▶ **Task requirements**
Transcribe each record exactly. Include every one.

▶ **Input**
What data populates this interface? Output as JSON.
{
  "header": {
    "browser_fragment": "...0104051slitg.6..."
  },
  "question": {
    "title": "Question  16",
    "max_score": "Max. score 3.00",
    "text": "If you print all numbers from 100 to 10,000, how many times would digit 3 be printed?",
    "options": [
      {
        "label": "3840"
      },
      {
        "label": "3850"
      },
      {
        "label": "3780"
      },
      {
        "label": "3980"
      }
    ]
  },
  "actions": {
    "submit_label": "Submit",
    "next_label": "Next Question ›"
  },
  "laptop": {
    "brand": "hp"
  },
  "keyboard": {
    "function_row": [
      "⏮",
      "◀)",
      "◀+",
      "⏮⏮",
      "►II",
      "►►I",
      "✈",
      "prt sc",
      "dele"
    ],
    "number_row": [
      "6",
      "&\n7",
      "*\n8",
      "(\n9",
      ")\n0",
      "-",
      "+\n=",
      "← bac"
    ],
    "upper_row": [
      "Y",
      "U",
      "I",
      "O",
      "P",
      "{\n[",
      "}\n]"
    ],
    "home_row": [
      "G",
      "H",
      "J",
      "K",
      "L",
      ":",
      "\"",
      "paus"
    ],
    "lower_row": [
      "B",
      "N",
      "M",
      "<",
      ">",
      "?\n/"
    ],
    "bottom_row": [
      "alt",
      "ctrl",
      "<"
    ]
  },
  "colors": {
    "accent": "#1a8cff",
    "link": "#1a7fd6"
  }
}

▶ **Solution to this problem**
What data populates this interface? Output as JSON.
{
  "header": {
    "browser_fragment": "...0104051slitg.6..."
  },
  "question": {
    "title": "Question  16",
    "max_score": "Max. score 3.00",
    "text": "If you print all numbers from 100 to 10,000, how many times would digit 3 be printed?",
    "options": [
      {
        "label": "3840"
      },
      {
        "label": "3850"
      },
      {
        "label": "3780"
      },
      {
        "label": "3980"
      }
    ]
  },
  "actions": {
    "submit_label": "Submit",
    "next_label": "Next Question ›"
  },
  "laptop": {
    "brand": "hp"
  },
  "keyboard": {
    "function_row": [
      "⏮",
      "◀)",
      "◀+",
      "⏮⏮",
      "►II",
      "►►I",
      "✈",
      "prt sc",
      "dele"
    ],
    "number_row": [
      "6",
      "&\n7",
      "*\n8",
      "(\n9",
      ")\n0",
      "-",
      "+\n=",
      "← bac"
    ],
    "upper_row": [
      "Y",
      "U",
      "I",
      "O",
      "P",
      "{\n[",
      "}\n]"
    ],
    "home_row": [
      "G",
      "H",
      "J",
      "K",
      "L",
      ":",
      "\"",
      "paus"
    ],
    "lower_row": [
      "B",
      "N",
      "M",
      "<",
      ">",
      "?\n/"
    ],
    "bottom_row": [
      "alt",
      "ctrl",
      "<"
    ]
  },
  "colors": {
    "accent": "#1a8cff",
    "link": "#1a7fd6"
  }
}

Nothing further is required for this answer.